[Rows from a figure dataset]
::::::

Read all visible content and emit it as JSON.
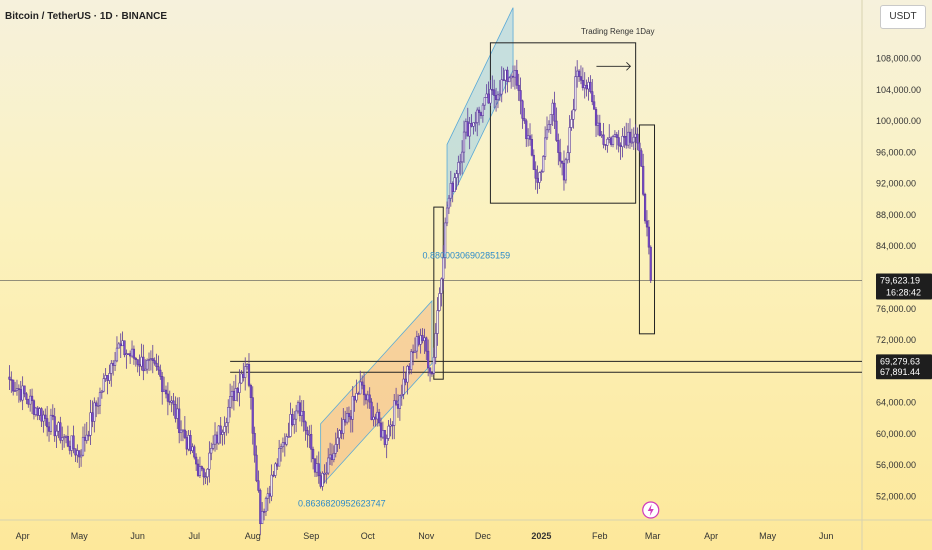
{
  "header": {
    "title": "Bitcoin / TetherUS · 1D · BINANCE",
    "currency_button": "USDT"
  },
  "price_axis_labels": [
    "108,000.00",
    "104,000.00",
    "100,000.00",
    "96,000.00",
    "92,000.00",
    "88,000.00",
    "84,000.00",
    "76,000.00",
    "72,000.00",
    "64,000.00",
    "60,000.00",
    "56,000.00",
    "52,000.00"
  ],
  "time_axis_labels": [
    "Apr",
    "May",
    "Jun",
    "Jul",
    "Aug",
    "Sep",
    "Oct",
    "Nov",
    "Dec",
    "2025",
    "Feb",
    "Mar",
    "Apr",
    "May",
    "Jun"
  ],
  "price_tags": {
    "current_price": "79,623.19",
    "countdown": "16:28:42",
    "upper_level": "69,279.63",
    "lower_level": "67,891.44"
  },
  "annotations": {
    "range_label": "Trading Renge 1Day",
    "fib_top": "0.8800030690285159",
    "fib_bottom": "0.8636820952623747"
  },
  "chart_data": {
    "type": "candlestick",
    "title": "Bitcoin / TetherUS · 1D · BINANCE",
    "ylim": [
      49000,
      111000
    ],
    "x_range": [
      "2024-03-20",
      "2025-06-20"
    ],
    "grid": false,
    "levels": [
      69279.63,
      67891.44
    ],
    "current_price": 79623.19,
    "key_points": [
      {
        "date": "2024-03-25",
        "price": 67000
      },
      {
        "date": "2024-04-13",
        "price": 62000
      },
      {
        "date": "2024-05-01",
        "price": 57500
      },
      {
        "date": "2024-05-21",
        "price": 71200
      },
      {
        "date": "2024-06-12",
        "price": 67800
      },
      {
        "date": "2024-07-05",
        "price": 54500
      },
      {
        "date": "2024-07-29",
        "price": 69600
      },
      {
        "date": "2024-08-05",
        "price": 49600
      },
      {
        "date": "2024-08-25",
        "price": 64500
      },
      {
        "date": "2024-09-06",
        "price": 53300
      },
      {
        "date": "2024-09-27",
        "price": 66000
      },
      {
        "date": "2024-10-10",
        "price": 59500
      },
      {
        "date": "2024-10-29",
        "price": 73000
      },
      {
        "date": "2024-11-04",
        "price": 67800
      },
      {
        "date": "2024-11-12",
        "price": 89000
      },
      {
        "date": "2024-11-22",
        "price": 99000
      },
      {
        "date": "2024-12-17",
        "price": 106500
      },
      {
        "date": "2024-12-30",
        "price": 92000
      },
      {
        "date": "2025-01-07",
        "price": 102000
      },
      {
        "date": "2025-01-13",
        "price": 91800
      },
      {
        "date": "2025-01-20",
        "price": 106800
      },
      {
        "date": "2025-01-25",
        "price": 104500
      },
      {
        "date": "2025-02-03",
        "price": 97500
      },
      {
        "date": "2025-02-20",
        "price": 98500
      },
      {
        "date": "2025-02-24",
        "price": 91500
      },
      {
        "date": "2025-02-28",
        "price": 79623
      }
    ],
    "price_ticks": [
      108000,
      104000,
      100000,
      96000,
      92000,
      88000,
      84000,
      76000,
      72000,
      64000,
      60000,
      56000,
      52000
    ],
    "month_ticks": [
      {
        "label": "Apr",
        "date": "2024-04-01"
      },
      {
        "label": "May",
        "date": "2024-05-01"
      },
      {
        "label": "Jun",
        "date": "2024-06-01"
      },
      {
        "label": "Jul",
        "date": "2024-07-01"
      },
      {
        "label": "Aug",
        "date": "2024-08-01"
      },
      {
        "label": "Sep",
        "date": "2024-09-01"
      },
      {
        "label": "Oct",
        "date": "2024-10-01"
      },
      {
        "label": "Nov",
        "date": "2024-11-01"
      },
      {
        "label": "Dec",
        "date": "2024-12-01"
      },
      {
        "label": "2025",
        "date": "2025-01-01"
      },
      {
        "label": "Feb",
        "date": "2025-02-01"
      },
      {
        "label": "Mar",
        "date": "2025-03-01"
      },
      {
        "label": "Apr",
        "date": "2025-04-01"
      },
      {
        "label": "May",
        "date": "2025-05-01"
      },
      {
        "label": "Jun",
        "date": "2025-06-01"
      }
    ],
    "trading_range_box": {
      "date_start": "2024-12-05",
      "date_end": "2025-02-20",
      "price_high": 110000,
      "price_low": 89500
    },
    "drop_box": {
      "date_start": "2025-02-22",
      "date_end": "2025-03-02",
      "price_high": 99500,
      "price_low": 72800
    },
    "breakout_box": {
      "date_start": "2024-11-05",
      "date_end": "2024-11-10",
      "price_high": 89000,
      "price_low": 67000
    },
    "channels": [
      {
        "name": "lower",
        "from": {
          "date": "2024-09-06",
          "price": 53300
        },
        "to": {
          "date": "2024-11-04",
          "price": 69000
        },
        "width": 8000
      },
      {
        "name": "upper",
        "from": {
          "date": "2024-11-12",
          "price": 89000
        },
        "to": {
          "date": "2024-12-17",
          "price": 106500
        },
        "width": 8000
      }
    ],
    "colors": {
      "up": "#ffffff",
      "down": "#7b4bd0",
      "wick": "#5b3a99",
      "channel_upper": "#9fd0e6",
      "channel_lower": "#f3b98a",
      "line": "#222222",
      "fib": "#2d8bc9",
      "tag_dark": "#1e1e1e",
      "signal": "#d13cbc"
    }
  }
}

::::::

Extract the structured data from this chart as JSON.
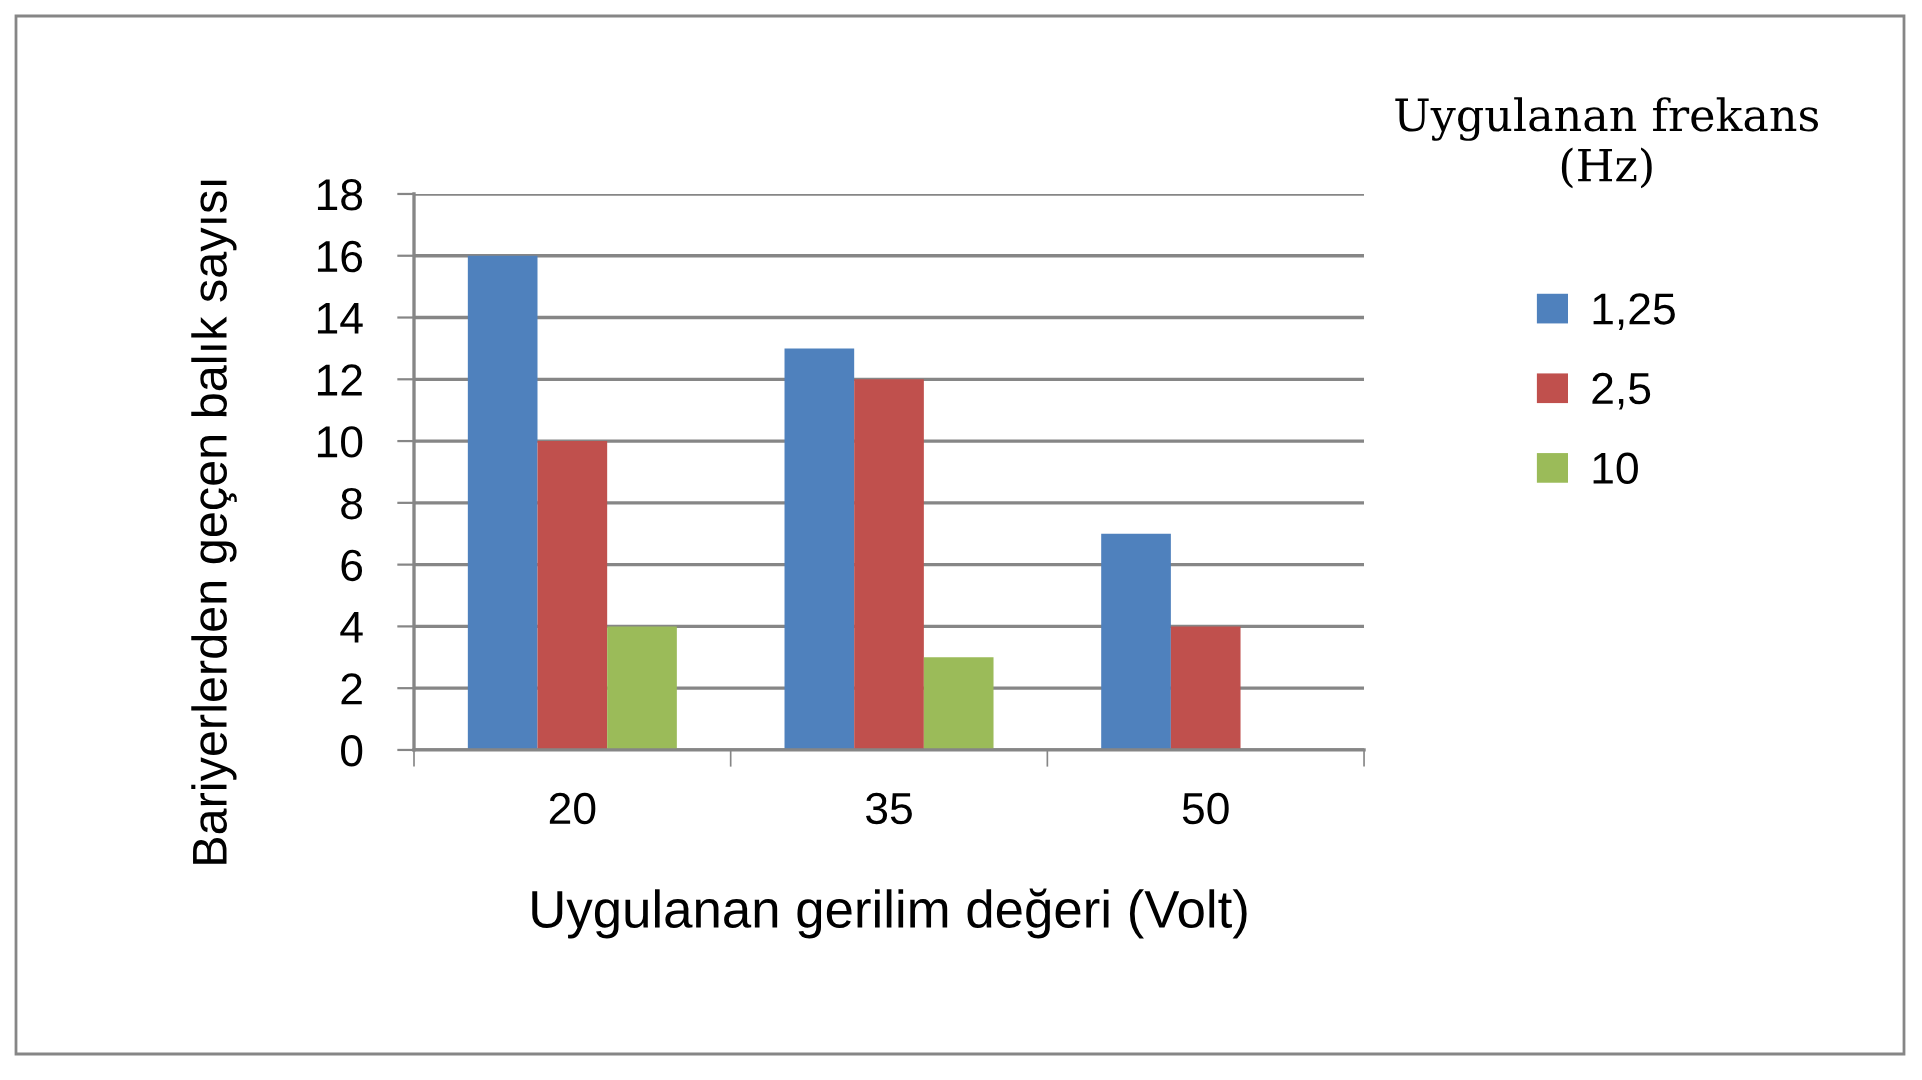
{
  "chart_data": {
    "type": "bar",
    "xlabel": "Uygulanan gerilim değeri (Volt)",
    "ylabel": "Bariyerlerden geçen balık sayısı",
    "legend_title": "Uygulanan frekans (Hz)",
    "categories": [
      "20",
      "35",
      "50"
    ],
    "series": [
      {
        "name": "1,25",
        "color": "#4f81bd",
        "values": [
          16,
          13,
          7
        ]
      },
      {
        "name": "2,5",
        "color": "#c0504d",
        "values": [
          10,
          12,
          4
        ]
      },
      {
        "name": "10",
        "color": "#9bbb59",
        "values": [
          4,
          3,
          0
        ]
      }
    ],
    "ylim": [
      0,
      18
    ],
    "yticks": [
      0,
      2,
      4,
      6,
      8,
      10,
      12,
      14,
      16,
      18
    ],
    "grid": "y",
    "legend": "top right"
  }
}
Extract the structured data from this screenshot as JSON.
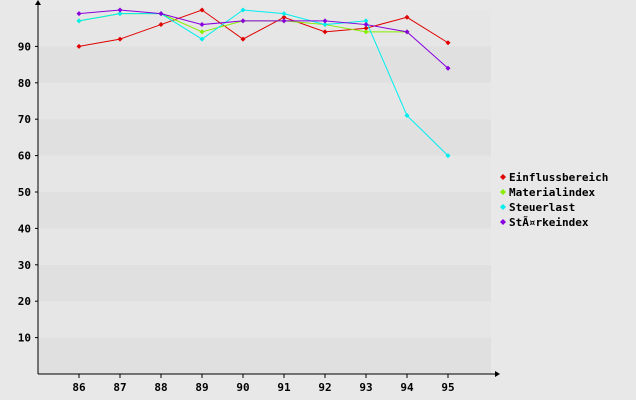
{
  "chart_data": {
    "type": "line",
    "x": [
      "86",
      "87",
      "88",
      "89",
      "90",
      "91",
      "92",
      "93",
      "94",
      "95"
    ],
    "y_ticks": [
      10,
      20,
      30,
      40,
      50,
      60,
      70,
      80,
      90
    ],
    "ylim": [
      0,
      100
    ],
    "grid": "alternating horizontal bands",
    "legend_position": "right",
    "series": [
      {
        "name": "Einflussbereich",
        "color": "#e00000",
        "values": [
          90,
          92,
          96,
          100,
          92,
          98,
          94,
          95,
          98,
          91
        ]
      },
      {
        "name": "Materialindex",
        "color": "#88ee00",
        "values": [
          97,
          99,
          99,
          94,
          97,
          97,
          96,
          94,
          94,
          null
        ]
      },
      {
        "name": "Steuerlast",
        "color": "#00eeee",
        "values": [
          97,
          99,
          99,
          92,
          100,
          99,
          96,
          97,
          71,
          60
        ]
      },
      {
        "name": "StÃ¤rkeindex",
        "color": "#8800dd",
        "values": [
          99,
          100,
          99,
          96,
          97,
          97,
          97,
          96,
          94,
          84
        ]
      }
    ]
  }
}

::::::

TASK DETAILS >> Where a line in the entries holds "structured", copy that line.

OUTPUT FOR THIS TASK >>
Extract the structured data from this chart as JSON.
Extract the structured data from this screenshot as JSON.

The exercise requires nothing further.